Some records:
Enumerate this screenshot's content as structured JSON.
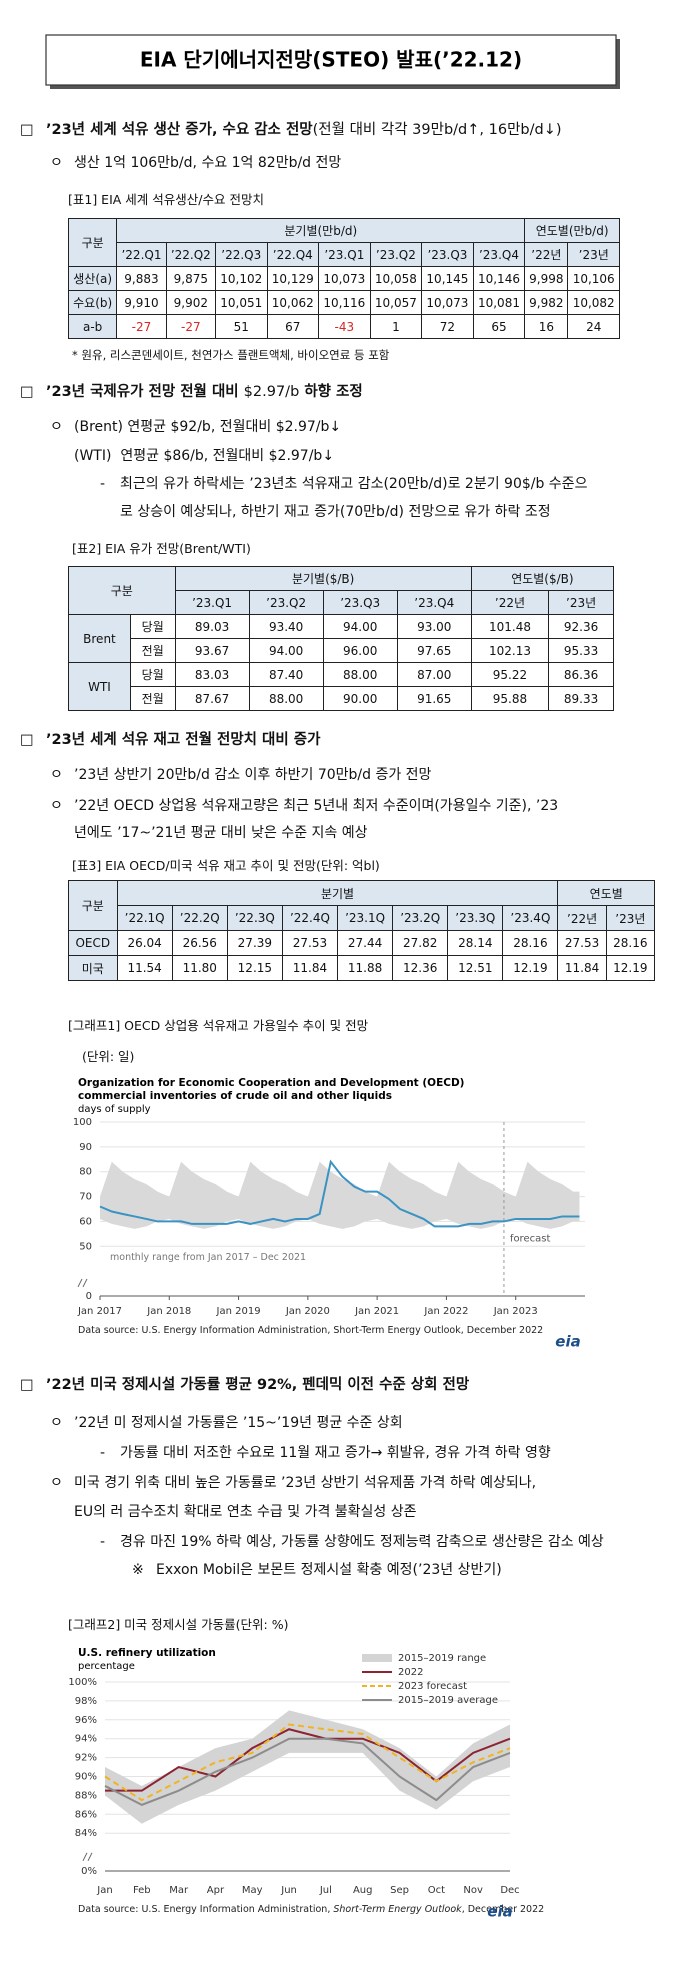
{
  "title": "EIA 단기에너지전망(STEO) 발표(’22.12)",
  "sections": [
    {
      "marker": "□",
      "heading": [
        "’23년 세계 석유 생산 증가, 수요 감소 전망",
        "(전월 대비 각각 39만b/d↑, 16만b/d↓)"
      ],
      "lines": [
        {
          "marker": "ㅇ",
          "text": "생산 1억 106만b/d, 수요 1억 82만b/d 전망"
        }
      ]
    },
    {
      "marker": "□",
      "heading": [
        "’23년 국제유가 전망 전월 대비 ",
        "$2.97/b",
        " 하향 조정"
      ],
      "lines": [
        {
          "marker": "ㅇ",
          "text": "(Brent) 연평균 $92/b, 전월대비 $2.97/b↓"
        },
        {
          "text": "(WTI)  연평균 $86/b, 전월대비 $2.97/b↓"
        },
        {
          "marker": "-",
          "text": "최근의 유가 하락세는 ’23년초 석유재고 감소(20만b/d)로 2분기 90$/b 수준으"
        },
        {
          "text": "로 상승이 예상되나, 하반기 재고 증가(70만b/d) 전망으로 유가 하락 조정"
        }
      ]
    },
    {
      "marker": "□",
      "heading": [
        "’23년 세계 석유 재고 전월 전망치 대비 증가"
      ],
      "lines": [
        {
          "marker": "ㅇ",
          "text": "’23년 상반기 20만b/d 감소 이후 하반기 70만b/d 증가 전망"
        },
        {
          "marker": "ㅇ",
          "text": "’22년 OECD 상업용 석유재고량은 최근 5년내 최저 수준이며(가용일수 기준), ’23"
        },
        {
          "text": "년에도 ’17~’21년 평균 대비 낮은 수준 지속 예상"
        }
      ]
    },
    {
      "marker": "□",
      "heading": [
        "’22년 미국 정제시설 가동률 평균 92%, 펜데믹 이전 수준 상회 전망"
      ],
      "lines": [
        {
          "marker": "ㅇ",
          "text": "’22년 미 정제시설 가동률은 ’15~’19년 평균 수준 상회"
        },
        {
          "marker": "-",
          "text": "가동률 대비 저조한 수요로 11월 재고 증가→ 휘발유, 경유 가격 하락 영향"
        },
        {
          "marker": "ㅇ",
          "text": "미국 경기 위축 대비 높은 가동률로 ’23년 상반기 석유제품 가격 하락 예상되나,"
        },
        {
          "text": "EU의 러 금수조치 확대로 연초 수급 및 가격 불확실성 상존"
        },
        {
          "marker": "-",
          "text": "경유 마진 19% 하락 예상, 가동률 상향에도 정제능력 감축으로 생산량은 감소 예상"
        },
        {
          "marker": "※",
          "text": "Exxon Mobil은 보몬트 정제시설 확충 예정(’23년 상반기)"
        }
      ]
    }
  ],
  "tables": [
    {
      "caption": "[표1] EIA 세계 석유생산/수요 전망치",
      "corner": "구분",
      "column_groups": [
        {
          "label": "분기별(만b/d)",
          "columns": [
            "’22.Q1",
            "’22.Q2",
            "’22.Q3",
            "’22.Q4",
            "’23.Q1",
            "’23.Q2",
            "’23.Q3",
            "’23.Q4"
          ]
        },
        {
          "label": "연도별(만b/d)",
          "columns": [
            "’22년",
            "’23년"
          ]
        }
      ],
      "rows": [
        {
          "label": "생산(a)",
          "cells": [
            "9,883",
            "9,875",
            "10,102",
            "10,129",
            "10,073",
            "10,058",
            "10,145",
            "10,146",
            "9,998",
            "10,106"
          ]
        },
        {
          "label": "수요(b)",
          "cells": [
            "9,910",
            "9,902",
            "10,051",
            "10,062",
            "10,116",
            "10,057",
            "10,073",
            "10,081",
            "9,982",
            "10,082"
          ]
        },
        {
          "label": "a-b",
          "cells": [
            "-27",
            "-27",
            "51",
            "67",
            "-43",
            "1",
            "72",
            "65",
            "16",
            "24"
          ]
        }
      ],
      "note": "* 원유, 리스콘덴세이트, 천연가스 플랜트액체, 바이오연료 등 포함"
    },
    {
      "caption": "[표2] EIA 유가 전망(Brent/WTI)",
      "corner": "구분",
      "column_groups": [
        {
          "label": "분기별($/B)",
          "columns": [
            "’23.Q1",
            "’23.Q2",
            "’23.Q3",
            "’23.Q4"
          ]
        },
        {
          "label": "연도별($/B)",
          "columns": [
            "’22년",
            "’23년"
          ]
        }
      ],
      "row_groups": [
        {
          "label": "Brent",
          "rows": [
            {
              "label": "당월",
              "cells": [
                "89.03",
                "93.40",
                "94.00",
                "93.00",
                "101.48",
                "92.36"
              ]
            },
            {
              "label": "전월",
              "cells": [
                "93.67",
                "94.00",
                "96.00",
                "97.65",
                "102.13",
                "95.33"
              ]
            }
          ]
        },
        {
          "label": "WTI",
          "rows": [
            {
              "label": "당월",
              "cells": [
                "83.03",
                "87.40",
                "88.00",
                "87.00",
                "95.22",
                "86.36"
              ]
            },
            {
              "label": "전월",
              "cells": [
                "87.67",
                "88.00",
                "90.00",
                "91.65",
                "95.88",
                "89.33"
              ]
            }
          ]
        }
      ]
    },
    {
      "caption": "[표3] EIA OECD/미국 석유 재고 추이 및 전망(단위: 억bl)",
      "corner": "구분",
      "column_groups": [
        {
          "label": "분기별",
          "columns": [
            "’22.1Q",
            "’22.2Q",
            "’22.3Q",
            "’22.4Q",
            "’23.1Q",
            "’23.2Q",
            "’23.3Q",
            "’23.4Q"
          ]
        },
        {
          "label": "연도별",
          "columns": [
            "’22년",
            "’23년"
          ]
        }
      ],
      "rows": [
        {
          "label": "OECD",
          "cells": [
            "26.04",
            "26.56",
            "27.39",
            "27.53",
            "27.44",
            "27.82",
            "28.14",
            "28.16",
            "27.53",
            "28.16"
          ]
        },
        {
          "label": "미국",
          "cells": [
            "11.54",
            "11.80",
            "12.15",
            "11.84",
            "11.88",
            "12.36",
            "12.51",
            "12.19",
            "11.84",
            "12.19"
          ]
        }
      ]
    }
  ],
  "chart_data": [
    {
      "type": "line",
      "caption": "[그래프1] OECD 상업용 석유재고 가용일수 추이 및 전망",
      "unit": "(단위: 일)",
      "title": [
        "Organization for Economic Cooperation and Development (OECD)",
        "commercial inventories of crude oil and other liquids"
      ],
      "y_label": "days of supply",
      "x": [
        2017,
        2017.17,
        2017.33,
        2017.5,
        2017.67,
        2017.83,
        2018,
        2018.17,
        2018.33,
        2018.5,
        2018.67,
        2018.83,
        2019,
        2019.17,
        2019.33,
        2019.5,
        2019.67,
        2019.83,
        2020,
        2020.17,
        2020.33,
        2020.5,
        2020.67,
        2020.83,
        2021,
        2021.17,
        2021.33,
        2021.5,
        2021.67,
        2021.83,
        2022,
        2022.17,
        2022.33,
        2022.5,
        2022.67,
        2022.83,
        2023,
        2023.17,
        2023.33,
        2023.5,
        2023.67,
        2023.83,
        2023.92
      ],
      "series": [
        {
          "color": "#3a93c3",
          "values": [
            66,
            64,
            63,
            62,
            61,
            60,
            60,
            60,
            59,
            59,
            59,
            59,
            60,
            59,
            60,
            61,
            60,
            61,
            61,
            63,
            84,
            78,
            74,
            72,
            72,
            69,
            65,
            63,
            61,
            58,
            58,
            58,
            59,
            59,
            60,
            60,
            61,
            61,
            61,
            61,
            62,
            62,
            62
          ]
        }
      ],
      "range": {
        "color": "#d9d9d9",
        "annotation": "monthly range from Jan 2017 – Dec 2021",
        "upper": [
          70,
          84,
          80,
          77,
          75,
          72,
          70,
          84,
          80,
          77,
          75,
          72,
          70,
          84,
          80,
          77,
          75,
          72,
          70,
          84,
          80,
          77,
          75,
          72,
          70,
          84,
          80,
          77,
          75,
          72,
          70,
          84,
          80,
          77,
          75,
          72,
          70,
          84,
          80,
          77,
          75,
          72,
          72
        ],
        "lower": [
          61,
          59,
          58,
          57,
          58,
          60,
          61,
          59,
          58,
          57,
          58,
          60,
          61,
          59,
          58,
          57,
          58,
          60,
          61,
          59,
          58,
          57,
          58,
          60,
          61,
          59,
          58,
          57,
          58,
          60,
          61,
          59,
          58,
          57,
          58,
          60,
          61,
          59,
          58,
          57,
          58,
          60,
          60
        ]
      },
      "forecast": {
        "x": 2022.83,
        "label": "forecast"
      },
      "xlim": [
        2017,
        2024
      ],
      "xticks": [
        {
          "value": 2017,
          "label": "Jan 2017"
        },
        {
          "value": 2018,
          "label": "Jan 2018"
        },
        {
          "value": 2019,
          "label": "Jan 2019"
        },
        {
          "value": 2020,
          "label": "Jan 2020"
        },
        {
          "value": 2021,
          "label": "Jan 2021"
        },
        {
          "value": 2022,
          "label": "Jan 2022"
        },
        {
          "value": 2023,
          "label": "Jan 2023"
        }
      ],
      "ylim": [
        30,
        100
      ],
      "yticks": [
        0,
        50,
        60,
        70,
        80,
        90,
        100
      ],
      "axis_break": true,
      "grid": true,
      "source": [
        "Data source: U.S. Energy Information Administration, Short-Term Energy Outlook, December 2022"
      ],
      "logo": "eia"
    },
    {
      "type": "line",
      "caption": "[그래프2] 미국 정제시설 가동률(단위: %)",
      "title": [
        "U.S. refinery utilization"
      ],
      "y_label": "percentage",
      "categories": [
        "Jan",
        "Feb",
        "Mar",
        "Apr",
        "May",
        "Jun",
        "Jul",
        "Aug",
        "Sep",
        "Oct",
        "Nov",
        "Dec"
      ],
      "range": {
        "name": "2015–2019 range",
        "color": "#d4d4d4",
        "upper": [
          91,
          89,
          91,
          93,
          94,
          97,
          96,
          95,
          93,
          90,
          93.5,
          95.5
        ],
        "lower": [
          88,
          85,
          87,
          88.5,
          90.5,
          92.5,
          92.5,
          92.5,
          88.5,
          86.5,
          89.5,
          91
        ]
      },
      "series": [
        {
          "name": "2022",
          "color": "#8b2331",
          "values": [
            88.5,
            88.5,
            91,
            90,
            93,
            95,
            94,
            94,
            92.5,
            89.5,
            92.5,
            94
          ]
        },
        {
          "name": "2023 forecast",
          "color": "#f0b323",
          "dash": true,
          "values": [
            90,
            87.5,
            89.5,
            91.5,
            92.5,
            95.5,
            95,
            94.5,
            92,
            89.5,
            91.5,
            93
          ]
        },
        {
          "name": "2015–2019 average",
          "color": "#8c8c8c",
          "values": [
            89,
            87,
            88.5,
            90.5,
            92,
            94,
            94,
            93.5,
            90,
            87.5,
            91,
            92.5
          ]
        }
      ],
      "ylim": [
        80,
        100
      ],
      "yticks": [
        {
          "value": 0,
          "label": "0%"
        },
        {
          "value": 84,
          "label": "84%"
        },
        {
          "value": 86,
          "label": "86%"
        },
        {
          "value": 88,
          "label": "88%"
        },
        {
          "value": 90,
          "label": "90%"
        },
        {
          "value": 92,
          "label": "92%"
        },
        {
          "value": 94,
          "label": "94%"
        },
        {
          "value": 96,
          "label": "96%"
        },
        {
          "value": 98,
          "label": "98%"
        },
        {
          "value": 100,
          "label": "100%"
        }
      ],
      "axis_break": true,
      "grid": true,
      "legend": "upper right",
      "source": [
        "Data source: U.S. Energy Information Administration, ",
        "Short-Term Energy Outlook",
        ", December 2022"
      ],
      "logo": "eia"
    }
  ]
}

▶ [Exercise task]: Extract lines where the string "Information" occurs.

▶ [Output]:
        "Data source: U.S. Energy Information Administration, Short-Term Energy Outlook, December 2022"
        "Data source: U.S. Energy Information Administration, ",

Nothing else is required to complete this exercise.